## [TASK MATERIAL]
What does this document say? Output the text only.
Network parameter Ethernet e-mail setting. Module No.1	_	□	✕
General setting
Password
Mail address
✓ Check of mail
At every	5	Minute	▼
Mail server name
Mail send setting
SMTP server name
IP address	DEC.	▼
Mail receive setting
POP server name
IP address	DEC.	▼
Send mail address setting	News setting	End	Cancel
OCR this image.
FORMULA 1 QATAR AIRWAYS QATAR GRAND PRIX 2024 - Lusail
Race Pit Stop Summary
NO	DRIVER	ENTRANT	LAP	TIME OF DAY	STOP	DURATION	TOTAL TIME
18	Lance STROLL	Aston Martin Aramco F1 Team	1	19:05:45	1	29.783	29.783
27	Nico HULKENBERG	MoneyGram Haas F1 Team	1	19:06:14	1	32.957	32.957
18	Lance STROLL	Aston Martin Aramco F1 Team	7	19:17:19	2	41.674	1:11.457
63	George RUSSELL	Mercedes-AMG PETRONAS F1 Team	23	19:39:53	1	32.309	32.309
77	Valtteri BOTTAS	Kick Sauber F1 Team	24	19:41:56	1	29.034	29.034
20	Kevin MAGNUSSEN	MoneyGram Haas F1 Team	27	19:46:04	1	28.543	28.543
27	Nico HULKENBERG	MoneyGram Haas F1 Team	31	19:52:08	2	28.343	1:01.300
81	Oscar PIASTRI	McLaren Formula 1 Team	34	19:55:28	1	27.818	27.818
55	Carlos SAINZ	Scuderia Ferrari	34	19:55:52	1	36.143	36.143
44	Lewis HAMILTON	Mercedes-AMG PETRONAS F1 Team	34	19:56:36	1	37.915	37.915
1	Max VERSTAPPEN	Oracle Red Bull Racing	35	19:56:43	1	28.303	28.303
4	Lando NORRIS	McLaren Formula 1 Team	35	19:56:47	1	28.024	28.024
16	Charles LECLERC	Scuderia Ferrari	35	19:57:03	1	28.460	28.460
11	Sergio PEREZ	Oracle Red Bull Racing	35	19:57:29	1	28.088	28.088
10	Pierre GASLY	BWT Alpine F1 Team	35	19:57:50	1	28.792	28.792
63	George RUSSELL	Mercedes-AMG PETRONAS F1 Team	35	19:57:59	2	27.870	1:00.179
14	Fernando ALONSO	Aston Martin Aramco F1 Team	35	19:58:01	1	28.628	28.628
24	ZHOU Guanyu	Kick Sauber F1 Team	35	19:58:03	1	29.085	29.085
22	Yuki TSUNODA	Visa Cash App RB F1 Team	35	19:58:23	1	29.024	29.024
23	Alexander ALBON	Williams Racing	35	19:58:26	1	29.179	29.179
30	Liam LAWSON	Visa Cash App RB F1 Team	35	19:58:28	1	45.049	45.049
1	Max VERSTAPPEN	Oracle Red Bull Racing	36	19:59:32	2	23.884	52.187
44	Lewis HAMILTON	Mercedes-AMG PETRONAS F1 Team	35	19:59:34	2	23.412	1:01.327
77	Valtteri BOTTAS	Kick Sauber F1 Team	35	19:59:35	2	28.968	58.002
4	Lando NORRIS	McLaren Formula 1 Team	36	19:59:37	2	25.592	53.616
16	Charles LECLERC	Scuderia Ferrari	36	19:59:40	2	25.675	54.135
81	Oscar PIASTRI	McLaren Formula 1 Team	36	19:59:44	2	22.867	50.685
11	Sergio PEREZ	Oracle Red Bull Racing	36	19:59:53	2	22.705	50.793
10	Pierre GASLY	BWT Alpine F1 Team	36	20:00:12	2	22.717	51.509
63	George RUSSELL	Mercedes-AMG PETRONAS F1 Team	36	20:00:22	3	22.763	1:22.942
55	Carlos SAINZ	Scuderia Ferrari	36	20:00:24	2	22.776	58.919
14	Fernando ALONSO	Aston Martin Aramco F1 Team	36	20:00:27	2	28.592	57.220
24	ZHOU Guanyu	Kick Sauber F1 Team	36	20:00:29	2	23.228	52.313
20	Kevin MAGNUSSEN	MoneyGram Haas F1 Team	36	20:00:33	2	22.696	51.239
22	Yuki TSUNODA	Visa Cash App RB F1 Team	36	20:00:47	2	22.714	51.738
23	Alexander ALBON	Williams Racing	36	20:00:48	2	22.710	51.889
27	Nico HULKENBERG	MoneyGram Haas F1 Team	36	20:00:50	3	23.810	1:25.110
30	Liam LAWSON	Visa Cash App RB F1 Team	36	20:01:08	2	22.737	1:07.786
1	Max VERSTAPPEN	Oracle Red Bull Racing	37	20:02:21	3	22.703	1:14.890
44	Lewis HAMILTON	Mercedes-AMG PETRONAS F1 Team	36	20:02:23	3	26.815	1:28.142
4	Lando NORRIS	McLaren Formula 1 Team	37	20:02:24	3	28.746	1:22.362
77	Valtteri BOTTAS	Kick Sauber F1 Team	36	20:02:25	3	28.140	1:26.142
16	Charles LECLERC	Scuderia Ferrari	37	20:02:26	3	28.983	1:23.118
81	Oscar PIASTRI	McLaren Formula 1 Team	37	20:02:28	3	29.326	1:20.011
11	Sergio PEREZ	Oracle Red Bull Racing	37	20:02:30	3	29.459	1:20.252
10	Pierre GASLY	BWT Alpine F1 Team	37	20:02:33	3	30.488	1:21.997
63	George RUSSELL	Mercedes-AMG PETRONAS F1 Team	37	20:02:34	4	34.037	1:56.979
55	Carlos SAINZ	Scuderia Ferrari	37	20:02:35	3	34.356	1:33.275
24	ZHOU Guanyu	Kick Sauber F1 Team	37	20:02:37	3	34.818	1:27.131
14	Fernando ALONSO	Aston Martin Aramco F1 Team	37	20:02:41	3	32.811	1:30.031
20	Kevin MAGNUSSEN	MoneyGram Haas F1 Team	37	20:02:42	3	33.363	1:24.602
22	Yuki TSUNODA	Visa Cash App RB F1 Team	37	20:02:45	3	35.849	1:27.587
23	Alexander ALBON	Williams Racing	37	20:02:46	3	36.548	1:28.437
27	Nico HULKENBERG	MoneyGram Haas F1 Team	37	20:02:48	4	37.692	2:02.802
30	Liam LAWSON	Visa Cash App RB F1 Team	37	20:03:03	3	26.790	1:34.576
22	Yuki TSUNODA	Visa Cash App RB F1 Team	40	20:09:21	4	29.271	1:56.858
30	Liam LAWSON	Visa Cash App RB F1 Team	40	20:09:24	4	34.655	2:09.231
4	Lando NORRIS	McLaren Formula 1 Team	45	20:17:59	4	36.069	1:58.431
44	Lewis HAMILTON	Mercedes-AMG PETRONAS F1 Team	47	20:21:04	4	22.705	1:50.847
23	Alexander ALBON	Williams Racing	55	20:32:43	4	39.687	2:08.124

## [WORK REQUIRED]
Show every line in the records above that contains the word "Williams".

## [THE OUTPUT]
23	Alexander ALBON	Williams Racing	35	19:58:26	1	29.179	29.179
23	Alexander ALBON	Williams Racing	36	20:00:48	2	22.710	51.889
23	Alexander ALBON	Williams Racing	37	20:02:46	3	36.548	1:28.437
23	Alexander ALBON	Williams Racing	55	20:32:43	4	39.687	2:08.124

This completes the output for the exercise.